__Exercise description__. Return each line containing the string "your".

__Records for the task__.
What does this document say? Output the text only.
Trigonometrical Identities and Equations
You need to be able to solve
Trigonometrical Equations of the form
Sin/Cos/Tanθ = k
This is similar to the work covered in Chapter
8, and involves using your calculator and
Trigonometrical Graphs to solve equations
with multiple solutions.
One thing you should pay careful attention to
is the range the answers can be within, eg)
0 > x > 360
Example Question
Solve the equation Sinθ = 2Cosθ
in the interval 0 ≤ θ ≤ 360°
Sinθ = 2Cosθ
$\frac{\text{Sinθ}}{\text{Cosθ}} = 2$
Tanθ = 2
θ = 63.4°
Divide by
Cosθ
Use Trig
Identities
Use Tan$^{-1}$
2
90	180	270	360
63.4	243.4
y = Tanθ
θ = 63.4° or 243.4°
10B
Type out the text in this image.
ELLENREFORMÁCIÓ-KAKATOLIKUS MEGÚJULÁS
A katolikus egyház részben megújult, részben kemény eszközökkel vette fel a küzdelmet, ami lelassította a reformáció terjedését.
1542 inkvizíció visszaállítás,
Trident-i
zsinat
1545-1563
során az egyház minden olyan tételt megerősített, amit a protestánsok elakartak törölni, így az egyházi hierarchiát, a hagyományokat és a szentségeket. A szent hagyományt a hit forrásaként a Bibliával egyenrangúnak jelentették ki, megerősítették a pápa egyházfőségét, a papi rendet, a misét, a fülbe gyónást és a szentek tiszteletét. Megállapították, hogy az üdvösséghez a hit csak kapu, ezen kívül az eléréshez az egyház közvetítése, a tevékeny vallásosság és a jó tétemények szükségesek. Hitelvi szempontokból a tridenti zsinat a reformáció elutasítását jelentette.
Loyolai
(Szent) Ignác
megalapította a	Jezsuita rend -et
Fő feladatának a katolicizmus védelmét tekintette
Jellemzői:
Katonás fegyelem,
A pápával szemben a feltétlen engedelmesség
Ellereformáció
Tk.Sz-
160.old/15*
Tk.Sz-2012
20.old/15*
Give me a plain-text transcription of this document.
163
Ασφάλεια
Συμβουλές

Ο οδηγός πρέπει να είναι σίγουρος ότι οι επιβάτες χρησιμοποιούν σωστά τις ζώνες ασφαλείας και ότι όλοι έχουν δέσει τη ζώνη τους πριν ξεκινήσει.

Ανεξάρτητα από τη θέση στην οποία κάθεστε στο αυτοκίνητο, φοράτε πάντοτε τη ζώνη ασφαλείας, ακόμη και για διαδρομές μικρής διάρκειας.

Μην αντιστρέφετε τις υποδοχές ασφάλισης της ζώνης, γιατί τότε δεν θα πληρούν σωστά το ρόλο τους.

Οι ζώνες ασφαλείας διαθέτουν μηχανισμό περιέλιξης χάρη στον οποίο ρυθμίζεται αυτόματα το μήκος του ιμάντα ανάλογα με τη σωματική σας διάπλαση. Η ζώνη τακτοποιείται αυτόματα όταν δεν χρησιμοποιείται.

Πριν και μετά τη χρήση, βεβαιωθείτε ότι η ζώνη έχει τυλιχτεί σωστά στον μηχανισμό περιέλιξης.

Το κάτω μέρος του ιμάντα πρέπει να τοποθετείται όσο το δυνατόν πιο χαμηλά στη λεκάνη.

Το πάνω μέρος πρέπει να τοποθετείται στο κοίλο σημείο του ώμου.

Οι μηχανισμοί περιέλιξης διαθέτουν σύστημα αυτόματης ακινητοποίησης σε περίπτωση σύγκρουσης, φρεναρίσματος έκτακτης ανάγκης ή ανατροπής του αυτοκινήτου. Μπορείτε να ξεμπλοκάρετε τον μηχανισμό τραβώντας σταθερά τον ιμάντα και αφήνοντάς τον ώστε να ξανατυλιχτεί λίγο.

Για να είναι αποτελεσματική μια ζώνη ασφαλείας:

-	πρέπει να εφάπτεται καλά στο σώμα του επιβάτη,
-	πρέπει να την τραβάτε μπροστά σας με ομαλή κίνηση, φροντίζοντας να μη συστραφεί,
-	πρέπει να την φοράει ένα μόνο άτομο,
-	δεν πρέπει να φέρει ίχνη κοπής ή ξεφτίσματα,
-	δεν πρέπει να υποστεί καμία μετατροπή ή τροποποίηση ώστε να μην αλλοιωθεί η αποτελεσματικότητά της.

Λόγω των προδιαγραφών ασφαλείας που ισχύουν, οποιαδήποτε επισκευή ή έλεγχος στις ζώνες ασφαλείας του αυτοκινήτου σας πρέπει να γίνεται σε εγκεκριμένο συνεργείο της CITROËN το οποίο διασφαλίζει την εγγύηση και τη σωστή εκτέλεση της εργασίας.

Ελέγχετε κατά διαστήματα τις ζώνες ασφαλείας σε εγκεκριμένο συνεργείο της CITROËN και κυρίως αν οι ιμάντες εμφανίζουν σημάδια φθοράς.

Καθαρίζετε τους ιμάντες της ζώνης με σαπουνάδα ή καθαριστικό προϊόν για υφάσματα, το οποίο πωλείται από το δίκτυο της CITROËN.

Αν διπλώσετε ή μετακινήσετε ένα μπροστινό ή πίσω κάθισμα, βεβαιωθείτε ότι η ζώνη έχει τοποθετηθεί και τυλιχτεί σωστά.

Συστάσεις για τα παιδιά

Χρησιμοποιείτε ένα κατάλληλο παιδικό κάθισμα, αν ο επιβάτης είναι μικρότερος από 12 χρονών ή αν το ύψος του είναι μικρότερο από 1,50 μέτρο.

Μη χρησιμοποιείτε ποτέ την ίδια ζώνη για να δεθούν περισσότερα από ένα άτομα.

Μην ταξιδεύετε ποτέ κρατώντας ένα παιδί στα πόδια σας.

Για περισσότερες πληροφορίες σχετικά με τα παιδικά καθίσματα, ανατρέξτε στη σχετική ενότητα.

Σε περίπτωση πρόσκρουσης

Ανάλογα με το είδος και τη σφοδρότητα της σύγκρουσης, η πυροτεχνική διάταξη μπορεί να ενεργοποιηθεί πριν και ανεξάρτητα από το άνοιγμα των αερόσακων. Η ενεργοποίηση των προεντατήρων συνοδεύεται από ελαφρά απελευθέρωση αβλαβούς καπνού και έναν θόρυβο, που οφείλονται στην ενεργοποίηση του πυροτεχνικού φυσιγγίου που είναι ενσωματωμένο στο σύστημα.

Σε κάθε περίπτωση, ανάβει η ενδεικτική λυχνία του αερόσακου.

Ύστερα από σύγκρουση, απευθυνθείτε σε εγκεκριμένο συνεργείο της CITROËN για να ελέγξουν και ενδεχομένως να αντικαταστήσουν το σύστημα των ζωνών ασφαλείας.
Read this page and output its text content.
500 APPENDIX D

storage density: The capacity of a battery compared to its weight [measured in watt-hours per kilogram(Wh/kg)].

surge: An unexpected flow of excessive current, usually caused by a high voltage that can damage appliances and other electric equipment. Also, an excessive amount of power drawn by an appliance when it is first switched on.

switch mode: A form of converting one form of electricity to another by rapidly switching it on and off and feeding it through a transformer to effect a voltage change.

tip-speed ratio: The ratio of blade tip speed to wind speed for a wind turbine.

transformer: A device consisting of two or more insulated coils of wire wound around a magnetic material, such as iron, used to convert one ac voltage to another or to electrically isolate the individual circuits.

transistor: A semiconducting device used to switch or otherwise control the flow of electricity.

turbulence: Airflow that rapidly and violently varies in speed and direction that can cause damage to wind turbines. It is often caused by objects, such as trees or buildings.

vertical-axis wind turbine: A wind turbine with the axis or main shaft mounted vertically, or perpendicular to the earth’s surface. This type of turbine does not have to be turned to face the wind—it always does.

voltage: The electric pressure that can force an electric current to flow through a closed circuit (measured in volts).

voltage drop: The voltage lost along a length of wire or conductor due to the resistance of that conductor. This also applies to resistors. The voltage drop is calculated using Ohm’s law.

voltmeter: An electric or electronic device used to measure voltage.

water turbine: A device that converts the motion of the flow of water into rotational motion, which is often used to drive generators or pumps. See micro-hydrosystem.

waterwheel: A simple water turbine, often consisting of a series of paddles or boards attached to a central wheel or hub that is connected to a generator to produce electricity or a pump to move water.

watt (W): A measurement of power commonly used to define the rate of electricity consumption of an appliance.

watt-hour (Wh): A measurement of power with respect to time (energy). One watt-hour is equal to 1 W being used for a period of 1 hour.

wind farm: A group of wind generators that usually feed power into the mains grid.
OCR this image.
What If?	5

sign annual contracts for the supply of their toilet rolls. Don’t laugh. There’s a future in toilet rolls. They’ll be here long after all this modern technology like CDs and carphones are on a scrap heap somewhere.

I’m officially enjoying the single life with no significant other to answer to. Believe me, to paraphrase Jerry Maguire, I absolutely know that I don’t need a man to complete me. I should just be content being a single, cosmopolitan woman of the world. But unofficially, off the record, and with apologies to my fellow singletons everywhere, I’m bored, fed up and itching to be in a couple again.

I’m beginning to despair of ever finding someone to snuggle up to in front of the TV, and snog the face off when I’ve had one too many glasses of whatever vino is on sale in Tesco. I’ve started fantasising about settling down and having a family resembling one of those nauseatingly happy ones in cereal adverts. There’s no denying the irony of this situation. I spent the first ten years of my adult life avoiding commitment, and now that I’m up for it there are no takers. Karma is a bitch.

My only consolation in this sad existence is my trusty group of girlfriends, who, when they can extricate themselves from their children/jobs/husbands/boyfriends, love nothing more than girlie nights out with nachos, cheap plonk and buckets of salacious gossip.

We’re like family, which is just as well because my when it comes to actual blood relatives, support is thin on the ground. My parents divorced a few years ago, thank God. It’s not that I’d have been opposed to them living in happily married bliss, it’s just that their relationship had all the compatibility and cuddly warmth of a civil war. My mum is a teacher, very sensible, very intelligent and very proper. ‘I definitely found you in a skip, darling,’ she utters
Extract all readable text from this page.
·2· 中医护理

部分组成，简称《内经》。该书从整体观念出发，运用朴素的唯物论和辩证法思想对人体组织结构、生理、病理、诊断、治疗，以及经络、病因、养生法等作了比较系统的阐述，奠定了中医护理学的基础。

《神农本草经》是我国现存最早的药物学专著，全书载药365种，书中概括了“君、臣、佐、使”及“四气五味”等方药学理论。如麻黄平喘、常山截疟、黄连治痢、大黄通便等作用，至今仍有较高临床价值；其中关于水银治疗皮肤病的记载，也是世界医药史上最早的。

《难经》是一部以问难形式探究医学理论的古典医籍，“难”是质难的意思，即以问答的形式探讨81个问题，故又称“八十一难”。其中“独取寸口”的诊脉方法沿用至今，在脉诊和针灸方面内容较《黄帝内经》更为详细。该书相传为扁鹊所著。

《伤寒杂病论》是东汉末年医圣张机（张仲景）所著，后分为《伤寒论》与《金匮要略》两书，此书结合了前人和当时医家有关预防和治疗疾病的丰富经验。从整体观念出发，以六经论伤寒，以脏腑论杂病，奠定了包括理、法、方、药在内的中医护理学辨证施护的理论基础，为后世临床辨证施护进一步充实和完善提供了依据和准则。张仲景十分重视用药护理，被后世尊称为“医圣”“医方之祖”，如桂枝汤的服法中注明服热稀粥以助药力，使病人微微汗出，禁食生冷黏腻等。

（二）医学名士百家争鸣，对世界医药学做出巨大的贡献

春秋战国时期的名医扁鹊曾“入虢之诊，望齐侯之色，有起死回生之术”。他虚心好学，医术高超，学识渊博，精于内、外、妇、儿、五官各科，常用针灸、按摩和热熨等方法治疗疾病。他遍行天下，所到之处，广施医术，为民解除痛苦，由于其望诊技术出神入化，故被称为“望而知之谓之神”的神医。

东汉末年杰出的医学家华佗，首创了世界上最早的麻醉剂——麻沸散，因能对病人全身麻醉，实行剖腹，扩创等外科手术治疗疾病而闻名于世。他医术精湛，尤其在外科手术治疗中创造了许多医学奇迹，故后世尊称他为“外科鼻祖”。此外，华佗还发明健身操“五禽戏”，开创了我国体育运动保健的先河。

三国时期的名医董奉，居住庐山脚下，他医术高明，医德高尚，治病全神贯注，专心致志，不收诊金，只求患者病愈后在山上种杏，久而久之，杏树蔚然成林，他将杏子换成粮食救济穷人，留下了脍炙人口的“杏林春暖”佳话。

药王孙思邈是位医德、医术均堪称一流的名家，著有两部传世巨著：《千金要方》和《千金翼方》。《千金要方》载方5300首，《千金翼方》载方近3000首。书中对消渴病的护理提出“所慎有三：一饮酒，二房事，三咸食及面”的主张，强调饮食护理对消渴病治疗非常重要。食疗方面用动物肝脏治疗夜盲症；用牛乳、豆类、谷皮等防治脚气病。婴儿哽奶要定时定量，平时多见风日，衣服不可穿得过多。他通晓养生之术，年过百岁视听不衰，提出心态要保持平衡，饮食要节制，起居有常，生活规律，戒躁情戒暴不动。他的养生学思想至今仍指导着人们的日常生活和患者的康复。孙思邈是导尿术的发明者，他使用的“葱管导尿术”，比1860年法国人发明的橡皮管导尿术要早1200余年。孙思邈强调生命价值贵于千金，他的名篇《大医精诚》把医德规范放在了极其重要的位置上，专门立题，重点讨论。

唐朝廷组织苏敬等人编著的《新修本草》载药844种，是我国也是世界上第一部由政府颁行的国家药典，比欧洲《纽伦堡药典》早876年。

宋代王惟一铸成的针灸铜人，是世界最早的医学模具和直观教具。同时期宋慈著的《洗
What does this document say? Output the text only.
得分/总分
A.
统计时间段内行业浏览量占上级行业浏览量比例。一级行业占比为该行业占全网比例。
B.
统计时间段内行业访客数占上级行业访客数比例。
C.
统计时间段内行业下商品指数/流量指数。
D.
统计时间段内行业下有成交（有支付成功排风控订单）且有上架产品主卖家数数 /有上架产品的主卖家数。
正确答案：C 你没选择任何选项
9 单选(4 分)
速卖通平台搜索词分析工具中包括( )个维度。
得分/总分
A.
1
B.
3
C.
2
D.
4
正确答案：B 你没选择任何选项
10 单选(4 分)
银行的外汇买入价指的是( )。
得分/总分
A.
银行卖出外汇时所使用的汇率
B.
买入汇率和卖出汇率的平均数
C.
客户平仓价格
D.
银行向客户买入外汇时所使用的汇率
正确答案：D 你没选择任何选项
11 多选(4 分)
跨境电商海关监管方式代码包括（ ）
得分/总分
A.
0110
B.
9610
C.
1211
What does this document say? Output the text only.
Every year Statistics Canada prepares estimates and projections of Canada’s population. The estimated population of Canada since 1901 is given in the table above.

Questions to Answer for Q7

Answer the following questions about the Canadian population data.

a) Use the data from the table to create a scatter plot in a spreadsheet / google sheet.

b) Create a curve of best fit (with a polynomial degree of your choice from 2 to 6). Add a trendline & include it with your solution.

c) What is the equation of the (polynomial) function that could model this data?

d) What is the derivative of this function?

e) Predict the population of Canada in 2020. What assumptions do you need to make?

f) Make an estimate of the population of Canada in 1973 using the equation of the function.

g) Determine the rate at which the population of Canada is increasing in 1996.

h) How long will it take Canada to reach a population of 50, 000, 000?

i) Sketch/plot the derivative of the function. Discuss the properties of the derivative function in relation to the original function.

__Exercise result__.
8, and involves using your calculator and
b) Create a curve of best fit (with a polynomial degree of your choice from 2 to 6). Add a trendline & include it with your solution.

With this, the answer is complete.